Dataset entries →
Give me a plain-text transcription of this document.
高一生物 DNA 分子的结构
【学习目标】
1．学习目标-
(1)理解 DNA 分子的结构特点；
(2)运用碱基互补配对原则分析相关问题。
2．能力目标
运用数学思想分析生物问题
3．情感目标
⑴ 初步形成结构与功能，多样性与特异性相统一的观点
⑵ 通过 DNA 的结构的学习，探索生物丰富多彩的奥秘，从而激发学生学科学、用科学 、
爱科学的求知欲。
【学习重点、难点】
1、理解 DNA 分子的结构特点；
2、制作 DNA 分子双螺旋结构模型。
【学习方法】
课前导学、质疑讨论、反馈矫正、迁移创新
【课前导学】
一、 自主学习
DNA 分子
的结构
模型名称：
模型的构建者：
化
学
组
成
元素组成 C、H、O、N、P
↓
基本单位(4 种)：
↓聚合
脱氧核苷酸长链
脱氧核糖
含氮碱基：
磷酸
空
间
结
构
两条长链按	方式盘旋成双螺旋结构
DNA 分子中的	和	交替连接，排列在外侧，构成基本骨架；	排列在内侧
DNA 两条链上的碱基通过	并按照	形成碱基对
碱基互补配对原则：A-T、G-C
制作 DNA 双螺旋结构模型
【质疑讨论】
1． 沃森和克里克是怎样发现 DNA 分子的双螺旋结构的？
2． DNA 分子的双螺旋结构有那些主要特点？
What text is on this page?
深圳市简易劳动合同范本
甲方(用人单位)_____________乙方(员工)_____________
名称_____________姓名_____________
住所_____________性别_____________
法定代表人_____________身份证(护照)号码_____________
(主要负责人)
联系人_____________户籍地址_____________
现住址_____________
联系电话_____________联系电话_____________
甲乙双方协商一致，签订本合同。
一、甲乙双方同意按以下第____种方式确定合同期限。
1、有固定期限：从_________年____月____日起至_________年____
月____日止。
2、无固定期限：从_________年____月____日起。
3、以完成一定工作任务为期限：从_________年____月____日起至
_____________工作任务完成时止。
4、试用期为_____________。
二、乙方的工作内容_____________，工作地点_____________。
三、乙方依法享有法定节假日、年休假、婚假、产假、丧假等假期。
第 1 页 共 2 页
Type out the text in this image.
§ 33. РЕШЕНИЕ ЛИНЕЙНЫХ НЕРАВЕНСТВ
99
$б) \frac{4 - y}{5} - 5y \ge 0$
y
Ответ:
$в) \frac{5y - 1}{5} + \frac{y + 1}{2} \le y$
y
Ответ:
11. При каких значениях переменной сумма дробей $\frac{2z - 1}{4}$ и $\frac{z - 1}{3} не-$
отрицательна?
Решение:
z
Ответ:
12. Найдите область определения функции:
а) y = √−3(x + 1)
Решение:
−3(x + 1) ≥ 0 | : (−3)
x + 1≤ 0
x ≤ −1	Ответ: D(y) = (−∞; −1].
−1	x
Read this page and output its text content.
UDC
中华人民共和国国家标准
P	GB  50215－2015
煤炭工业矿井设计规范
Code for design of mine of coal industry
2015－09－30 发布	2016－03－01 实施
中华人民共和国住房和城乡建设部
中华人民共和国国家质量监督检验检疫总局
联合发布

WHAT YOU WILL DO → Write out every record verbatim.

ANSWER →
Give me a plain-text transcription of this document.
高一生物 DNA 分子的结构
【学习目标】
1．学习目标-
(1)理解 DNA 分子的结构特点；
(2)运用碱基互补配对原则分析相关问题。
2．能力目标
运用数学思想分析生物问题
3．情感目标
⑴ 初步形成结构与功能，多样性与特异性相统一的观点
⑵ 通过 DNA 的结构的学习，探索生物丰富多彩的奥秘，从而激发学生学科学、用科学 、
爱科学的求知欲。
【学习重点、难点】
1、理解 DNA 分子的结构特点；
2、制作 DNA 分子双螺旋结构模型。
【学习方法】
课前导学、质疑讨论、反馈矫正、迁移创新
【课前导学】
一、 自主学习
DNA 分子
的结构
模型名称：
模型的构建者：
化
学
组
成
元素组成 C、H、O、N、P
↓
基本单位(4 种)：
↓聚合
脱氧核苷酸长链
脱氧核糖
含氮碱基：
磷酸
空
间
结
构
两条长链按	方式盘旋成双螺旋结构
DNA 分子中的	和	交替连接，排列在外侧，构成基本骨架；	排列在内侧
DNA 两条链上的碱基通过	并按照	形成碱基对
碱基互补配对原则：A-T、G-C
制作 DNA 双螺旋结构模型
【质疑讨论】
1． 沃森和克里克是怎样发现 DNA 分子的双螺旋结构的？
2． DNA 分子的双螺旋结构有那些主要特点？
What text is on this page?
深圳市简易劳动合同范本
甲方(用人单位)_____________乙方(员工)_____________
名称_____________姓名_____________
住所_____________性别_____________
法定代表人_____________身份证(护照)号码_____________
(主要负责人)
联系人_____________户籍地址_____________
现住址_____________
联系电话_____________联系电话_____________
甲乙双方协商一致，签订本合同。
一、甲乙双方同意按以下第____种方式确定合同期限。
1、有固定期限：从_________年____月____日起至_________年____
月____日止。
2、无固定期限：从_________年____月____日起。
3、以完成一定工作任务为期限：从_________年____月____日起至
_____________工作任务完成时止。
4、试用期为_____________。
二、乙方的工作内容_____________，工作地点_____________。
三、乙方依法享有法定节假日、年休假、婚假、产假、丧假等假期。
第 1 页 共 2 页
Type out the text in this image.
§ 33. РЕШЕНИЕ ЛИНЕЙНЫХ НЕРАВЕНСТВ
99
$б) \frac{4 - y}{5} - 5y \ge 0$
y
Ответ:
$в) \frac{5y - 1}{5} + \frac{y + 1}{2} \le y$
y
Ответ:
11. При каких значениях переменной сумма дробей $\frac{2z - 1}{4}$ и $\frac{z - 1}{3} не-$
отрицательна?
Решение:
z
Ответ:
12. Найдите область определения функции:
а) y = √−3(x + 1)
Решение:
−3(x + 1) ≥ 0 | : (−3)
x + 1≤ 0
x ≤ −1	Ответ: D(y) = (−∞; −1].
−1	x
Read this page and output its text content.
UDC
中华人民共和国国家标准
P	GB  50215－2015
煤炭工业矿井设计规范
Code for design of mine of coal industry
2015－09－30 发布	2016－03－01 实施
中华人民共和国住房和城乡建设部
中华人民共和国国家质量监督检验检疫总局
联合发布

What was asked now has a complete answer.